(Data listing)
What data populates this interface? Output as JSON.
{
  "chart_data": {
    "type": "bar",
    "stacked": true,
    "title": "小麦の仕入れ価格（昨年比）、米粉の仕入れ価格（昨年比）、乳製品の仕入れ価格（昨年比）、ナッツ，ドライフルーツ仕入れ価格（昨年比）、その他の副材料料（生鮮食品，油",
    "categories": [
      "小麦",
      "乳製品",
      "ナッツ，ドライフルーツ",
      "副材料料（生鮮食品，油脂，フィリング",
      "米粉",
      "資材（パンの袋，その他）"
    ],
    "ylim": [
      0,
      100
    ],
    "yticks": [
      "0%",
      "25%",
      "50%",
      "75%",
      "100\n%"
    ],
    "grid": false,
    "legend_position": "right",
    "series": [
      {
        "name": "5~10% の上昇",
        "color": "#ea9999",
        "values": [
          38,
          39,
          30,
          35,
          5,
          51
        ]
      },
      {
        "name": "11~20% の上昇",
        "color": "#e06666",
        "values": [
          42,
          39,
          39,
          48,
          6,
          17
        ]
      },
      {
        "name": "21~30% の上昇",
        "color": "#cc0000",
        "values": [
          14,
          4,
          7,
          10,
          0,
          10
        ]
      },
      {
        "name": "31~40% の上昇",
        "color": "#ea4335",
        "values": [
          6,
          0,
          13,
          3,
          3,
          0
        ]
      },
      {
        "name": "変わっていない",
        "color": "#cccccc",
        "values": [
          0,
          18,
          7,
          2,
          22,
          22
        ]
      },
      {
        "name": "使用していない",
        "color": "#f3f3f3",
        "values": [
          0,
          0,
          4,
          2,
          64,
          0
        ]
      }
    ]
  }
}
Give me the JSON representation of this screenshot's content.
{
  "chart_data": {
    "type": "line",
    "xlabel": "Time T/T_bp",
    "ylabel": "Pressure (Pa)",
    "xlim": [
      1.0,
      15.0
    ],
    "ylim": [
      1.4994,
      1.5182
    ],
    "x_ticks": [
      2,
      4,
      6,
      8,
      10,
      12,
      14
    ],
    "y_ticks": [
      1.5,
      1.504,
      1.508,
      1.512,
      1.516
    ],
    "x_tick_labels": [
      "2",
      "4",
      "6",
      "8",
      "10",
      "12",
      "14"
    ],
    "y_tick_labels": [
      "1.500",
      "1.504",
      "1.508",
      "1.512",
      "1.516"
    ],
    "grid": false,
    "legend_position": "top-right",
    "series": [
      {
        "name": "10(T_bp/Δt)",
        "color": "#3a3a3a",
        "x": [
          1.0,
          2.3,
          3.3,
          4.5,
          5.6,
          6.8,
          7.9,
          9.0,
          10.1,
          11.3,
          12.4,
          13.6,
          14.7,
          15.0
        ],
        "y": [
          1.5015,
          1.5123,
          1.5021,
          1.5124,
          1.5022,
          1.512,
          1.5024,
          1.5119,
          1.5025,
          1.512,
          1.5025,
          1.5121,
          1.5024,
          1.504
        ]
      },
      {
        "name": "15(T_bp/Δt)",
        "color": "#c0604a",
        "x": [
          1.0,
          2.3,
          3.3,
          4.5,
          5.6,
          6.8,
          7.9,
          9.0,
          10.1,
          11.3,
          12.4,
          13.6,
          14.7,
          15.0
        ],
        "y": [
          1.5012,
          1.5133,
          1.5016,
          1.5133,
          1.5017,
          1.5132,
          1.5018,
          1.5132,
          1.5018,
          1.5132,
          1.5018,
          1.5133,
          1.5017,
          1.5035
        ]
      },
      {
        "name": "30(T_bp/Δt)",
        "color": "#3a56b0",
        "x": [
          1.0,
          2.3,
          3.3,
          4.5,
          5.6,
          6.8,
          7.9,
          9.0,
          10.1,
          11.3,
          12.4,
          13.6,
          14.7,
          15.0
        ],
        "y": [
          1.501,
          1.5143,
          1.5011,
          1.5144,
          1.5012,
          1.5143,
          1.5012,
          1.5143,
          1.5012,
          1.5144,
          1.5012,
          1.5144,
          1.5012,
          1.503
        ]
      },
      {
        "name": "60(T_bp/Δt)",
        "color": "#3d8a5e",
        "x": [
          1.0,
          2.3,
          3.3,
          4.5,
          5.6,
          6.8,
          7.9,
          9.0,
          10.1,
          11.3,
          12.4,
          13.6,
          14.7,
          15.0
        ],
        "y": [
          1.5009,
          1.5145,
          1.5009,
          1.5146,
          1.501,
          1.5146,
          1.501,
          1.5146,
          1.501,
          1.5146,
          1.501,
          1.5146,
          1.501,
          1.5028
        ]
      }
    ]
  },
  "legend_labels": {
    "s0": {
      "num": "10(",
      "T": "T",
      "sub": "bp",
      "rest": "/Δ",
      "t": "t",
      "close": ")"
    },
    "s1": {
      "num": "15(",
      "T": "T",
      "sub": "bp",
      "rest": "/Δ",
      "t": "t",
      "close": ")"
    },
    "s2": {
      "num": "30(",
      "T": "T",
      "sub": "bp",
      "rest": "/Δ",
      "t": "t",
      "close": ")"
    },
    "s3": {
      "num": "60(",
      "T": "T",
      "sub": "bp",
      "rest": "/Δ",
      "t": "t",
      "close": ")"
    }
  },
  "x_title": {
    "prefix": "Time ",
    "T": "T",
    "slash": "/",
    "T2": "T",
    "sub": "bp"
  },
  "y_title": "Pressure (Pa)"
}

EXERCISE TASK: Search the listing for the string "JSON". Copy each line where it turns up.

TASK OUTPUT:
What data populates this interface? Output as JSON.
Give me the JSON representation of this screenshot's content.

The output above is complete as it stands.